REQUEST:
Search the data for the string "name" and extract every line where it appears.

:: DATA LINES

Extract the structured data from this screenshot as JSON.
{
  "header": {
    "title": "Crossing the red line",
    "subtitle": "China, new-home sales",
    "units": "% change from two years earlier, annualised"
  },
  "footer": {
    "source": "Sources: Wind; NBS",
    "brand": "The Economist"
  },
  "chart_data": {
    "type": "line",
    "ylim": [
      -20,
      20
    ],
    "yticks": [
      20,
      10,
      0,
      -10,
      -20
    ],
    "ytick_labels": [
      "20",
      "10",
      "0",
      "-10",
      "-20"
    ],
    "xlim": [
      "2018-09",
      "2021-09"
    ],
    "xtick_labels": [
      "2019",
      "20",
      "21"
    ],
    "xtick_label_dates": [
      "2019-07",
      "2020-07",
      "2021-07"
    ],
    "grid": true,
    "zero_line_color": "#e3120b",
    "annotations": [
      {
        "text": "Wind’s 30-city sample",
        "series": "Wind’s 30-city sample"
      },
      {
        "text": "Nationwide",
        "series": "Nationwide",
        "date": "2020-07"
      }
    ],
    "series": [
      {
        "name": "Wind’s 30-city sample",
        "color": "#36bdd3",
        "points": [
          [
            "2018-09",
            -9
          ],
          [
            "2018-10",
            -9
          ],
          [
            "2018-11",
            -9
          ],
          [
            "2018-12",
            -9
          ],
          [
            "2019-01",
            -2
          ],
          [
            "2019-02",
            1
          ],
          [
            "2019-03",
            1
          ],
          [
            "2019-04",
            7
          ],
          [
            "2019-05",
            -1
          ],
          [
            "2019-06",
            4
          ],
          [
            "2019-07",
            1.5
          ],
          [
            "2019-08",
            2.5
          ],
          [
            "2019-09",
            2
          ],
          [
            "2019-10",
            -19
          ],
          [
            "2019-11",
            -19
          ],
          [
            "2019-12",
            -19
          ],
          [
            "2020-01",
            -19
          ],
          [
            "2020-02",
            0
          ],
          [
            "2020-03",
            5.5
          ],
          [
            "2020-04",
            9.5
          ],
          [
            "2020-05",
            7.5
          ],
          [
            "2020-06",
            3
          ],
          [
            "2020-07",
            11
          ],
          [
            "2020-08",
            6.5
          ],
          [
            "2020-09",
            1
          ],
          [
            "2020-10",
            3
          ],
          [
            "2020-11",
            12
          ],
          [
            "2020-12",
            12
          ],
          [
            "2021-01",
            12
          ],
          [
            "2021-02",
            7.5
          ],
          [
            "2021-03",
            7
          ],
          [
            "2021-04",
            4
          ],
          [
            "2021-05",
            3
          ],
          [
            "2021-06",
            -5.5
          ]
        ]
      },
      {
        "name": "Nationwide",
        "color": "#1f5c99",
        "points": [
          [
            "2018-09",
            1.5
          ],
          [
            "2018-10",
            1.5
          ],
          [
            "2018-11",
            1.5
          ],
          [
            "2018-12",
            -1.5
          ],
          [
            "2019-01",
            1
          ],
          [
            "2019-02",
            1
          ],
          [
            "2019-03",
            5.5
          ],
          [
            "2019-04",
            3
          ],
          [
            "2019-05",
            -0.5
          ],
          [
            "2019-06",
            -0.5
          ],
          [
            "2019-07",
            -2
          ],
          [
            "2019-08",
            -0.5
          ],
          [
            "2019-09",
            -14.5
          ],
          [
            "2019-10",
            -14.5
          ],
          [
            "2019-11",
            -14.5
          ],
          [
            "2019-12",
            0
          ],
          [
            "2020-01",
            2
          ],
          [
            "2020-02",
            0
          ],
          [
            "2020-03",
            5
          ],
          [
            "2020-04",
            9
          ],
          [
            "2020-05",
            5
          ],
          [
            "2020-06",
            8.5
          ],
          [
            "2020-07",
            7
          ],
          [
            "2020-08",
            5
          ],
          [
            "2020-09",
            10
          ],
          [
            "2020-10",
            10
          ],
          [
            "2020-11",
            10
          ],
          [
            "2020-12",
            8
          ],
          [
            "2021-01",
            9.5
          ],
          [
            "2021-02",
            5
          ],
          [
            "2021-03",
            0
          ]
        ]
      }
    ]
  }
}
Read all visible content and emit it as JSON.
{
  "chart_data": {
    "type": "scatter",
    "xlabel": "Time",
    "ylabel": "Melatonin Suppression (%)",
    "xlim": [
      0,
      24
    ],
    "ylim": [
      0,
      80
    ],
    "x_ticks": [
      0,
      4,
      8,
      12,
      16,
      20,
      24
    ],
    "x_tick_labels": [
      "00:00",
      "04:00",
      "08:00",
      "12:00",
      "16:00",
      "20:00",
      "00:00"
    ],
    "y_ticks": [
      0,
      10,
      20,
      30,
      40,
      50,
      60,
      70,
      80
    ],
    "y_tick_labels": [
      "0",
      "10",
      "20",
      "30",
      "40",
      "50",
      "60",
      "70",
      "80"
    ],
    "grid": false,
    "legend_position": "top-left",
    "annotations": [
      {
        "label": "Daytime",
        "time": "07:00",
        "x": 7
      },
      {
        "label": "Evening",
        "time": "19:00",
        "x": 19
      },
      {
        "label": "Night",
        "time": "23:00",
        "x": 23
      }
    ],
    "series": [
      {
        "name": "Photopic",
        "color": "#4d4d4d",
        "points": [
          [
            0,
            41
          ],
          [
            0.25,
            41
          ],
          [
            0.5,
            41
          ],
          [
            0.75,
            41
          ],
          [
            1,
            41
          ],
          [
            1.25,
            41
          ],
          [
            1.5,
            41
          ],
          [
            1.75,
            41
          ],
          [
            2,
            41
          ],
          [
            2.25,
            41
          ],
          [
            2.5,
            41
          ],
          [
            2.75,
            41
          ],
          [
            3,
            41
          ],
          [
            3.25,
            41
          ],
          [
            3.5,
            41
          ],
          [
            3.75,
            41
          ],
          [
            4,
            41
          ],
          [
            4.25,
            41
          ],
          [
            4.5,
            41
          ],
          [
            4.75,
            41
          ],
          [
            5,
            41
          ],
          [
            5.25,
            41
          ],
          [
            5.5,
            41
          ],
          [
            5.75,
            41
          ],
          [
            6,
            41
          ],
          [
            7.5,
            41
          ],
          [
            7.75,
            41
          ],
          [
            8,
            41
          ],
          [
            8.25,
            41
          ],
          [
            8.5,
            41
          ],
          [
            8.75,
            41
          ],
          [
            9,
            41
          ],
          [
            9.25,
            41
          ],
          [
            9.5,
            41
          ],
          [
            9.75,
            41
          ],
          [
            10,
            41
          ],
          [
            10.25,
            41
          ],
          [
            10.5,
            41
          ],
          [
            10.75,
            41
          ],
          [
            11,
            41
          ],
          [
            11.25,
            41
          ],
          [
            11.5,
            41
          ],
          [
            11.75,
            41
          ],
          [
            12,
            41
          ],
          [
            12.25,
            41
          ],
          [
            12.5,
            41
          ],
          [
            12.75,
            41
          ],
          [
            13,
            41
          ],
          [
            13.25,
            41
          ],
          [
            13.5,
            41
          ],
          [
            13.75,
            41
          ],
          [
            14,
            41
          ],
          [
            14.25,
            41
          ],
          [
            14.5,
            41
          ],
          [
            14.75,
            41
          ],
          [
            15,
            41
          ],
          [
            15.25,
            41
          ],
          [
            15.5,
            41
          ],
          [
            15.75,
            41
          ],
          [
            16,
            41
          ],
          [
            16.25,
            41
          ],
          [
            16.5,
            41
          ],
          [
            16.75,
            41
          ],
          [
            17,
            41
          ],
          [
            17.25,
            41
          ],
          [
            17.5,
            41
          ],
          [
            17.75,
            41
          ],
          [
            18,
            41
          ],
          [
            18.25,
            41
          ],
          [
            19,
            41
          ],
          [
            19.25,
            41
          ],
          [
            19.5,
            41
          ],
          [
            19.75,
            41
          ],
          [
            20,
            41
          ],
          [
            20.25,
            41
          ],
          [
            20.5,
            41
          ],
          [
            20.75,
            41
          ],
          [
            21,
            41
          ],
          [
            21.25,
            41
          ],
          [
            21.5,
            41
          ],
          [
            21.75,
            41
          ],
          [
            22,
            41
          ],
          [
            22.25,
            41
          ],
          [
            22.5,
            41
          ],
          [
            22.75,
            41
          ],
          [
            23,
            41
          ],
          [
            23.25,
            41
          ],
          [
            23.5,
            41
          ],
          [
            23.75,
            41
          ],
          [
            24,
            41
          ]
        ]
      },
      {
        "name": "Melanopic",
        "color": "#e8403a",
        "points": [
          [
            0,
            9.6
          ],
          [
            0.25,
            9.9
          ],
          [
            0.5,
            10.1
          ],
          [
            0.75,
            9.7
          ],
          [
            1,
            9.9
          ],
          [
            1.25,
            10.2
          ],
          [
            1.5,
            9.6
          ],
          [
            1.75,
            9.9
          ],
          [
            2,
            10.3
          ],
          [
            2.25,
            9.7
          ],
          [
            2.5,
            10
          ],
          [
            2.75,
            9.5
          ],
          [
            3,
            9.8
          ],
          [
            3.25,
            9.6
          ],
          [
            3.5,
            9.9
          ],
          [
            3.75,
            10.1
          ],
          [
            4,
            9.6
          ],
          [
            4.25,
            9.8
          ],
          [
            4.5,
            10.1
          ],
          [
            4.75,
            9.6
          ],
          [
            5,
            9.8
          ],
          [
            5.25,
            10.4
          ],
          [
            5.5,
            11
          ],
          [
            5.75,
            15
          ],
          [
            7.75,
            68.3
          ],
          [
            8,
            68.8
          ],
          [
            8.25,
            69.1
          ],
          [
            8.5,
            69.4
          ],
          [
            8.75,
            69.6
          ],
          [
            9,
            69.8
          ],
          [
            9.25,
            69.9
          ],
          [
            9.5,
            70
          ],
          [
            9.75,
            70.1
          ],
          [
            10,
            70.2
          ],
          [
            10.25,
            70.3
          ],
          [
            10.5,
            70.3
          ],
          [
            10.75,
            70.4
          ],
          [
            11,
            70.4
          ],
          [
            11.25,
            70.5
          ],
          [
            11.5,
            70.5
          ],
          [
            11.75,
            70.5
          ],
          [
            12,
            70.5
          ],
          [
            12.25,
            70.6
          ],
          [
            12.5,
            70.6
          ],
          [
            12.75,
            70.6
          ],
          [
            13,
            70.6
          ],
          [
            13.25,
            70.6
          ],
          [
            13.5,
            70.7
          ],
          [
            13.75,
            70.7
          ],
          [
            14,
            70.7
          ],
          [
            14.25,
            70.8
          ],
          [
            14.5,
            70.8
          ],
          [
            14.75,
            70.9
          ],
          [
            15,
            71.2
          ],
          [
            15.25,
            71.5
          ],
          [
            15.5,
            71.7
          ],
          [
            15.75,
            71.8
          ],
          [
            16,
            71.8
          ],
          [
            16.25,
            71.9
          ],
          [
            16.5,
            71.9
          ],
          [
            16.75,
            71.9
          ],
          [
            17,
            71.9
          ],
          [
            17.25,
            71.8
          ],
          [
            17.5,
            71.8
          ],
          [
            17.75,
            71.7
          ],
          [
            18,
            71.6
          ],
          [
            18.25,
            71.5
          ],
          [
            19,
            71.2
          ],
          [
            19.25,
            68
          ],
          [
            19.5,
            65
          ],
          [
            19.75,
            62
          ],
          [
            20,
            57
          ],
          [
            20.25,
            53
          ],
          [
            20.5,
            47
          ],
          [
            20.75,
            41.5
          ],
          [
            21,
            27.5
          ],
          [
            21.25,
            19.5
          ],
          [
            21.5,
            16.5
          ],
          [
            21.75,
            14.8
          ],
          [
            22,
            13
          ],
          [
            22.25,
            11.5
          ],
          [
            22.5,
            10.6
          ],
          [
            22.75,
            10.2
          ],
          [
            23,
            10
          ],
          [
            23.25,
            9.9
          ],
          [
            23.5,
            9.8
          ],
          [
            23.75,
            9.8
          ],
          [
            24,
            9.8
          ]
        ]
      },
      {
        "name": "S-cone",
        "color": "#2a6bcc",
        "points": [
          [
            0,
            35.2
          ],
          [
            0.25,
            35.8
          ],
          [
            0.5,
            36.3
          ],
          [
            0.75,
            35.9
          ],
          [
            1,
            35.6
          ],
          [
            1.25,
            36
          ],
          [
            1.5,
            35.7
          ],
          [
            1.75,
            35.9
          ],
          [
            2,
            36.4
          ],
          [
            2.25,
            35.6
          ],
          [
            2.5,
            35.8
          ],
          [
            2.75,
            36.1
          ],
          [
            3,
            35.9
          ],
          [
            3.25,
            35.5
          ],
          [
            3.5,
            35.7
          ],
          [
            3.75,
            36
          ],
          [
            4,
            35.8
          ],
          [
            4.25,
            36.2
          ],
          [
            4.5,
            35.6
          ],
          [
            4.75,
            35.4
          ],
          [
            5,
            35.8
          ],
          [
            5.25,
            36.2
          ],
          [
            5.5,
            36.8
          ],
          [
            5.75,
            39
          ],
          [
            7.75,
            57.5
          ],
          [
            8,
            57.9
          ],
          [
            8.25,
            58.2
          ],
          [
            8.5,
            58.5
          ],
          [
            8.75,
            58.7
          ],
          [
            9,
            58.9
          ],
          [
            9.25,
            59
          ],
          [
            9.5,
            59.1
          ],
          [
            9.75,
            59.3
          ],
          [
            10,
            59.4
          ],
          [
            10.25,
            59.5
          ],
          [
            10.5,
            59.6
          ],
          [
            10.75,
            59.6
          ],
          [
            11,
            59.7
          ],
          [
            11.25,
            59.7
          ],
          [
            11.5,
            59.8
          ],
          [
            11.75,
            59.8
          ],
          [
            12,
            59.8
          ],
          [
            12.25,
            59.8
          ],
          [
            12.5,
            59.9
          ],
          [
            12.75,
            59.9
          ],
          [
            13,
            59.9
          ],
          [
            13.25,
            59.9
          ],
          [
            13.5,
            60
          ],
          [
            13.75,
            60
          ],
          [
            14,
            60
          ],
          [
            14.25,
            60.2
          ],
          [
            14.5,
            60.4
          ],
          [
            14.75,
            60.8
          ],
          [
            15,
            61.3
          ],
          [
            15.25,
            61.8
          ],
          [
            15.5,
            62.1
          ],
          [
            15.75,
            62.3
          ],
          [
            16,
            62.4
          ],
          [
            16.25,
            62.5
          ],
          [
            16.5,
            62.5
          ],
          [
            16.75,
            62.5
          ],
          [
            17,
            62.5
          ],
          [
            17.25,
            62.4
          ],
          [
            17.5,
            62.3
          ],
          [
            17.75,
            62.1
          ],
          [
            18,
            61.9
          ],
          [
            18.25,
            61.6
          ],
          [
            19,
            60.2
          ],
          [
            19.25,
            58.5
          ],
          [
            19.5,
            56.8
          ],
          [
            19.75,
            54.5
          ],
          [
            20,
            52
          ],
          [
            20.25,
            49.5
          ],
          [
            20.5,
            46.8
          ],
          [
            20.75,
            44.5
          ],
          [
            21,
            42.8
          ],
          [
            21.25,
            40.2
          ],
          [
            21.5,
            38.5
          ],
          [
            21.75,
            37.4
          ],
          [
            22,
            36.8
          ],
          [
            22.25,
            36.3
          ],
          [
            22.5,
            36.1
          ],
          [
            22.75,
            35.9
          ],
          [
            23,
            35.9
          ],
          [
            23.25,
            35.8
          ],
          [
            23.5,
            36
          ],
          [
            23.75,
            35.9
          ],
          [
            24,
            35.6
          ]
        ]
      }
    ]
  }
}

::::

FINISHED EXERCISE:
        "name": "Wind’s 30-city sample",
        "name": "Nationwide",
        "name": "Photopic",
        "name": "Melanopic",
        "name": "S-cone",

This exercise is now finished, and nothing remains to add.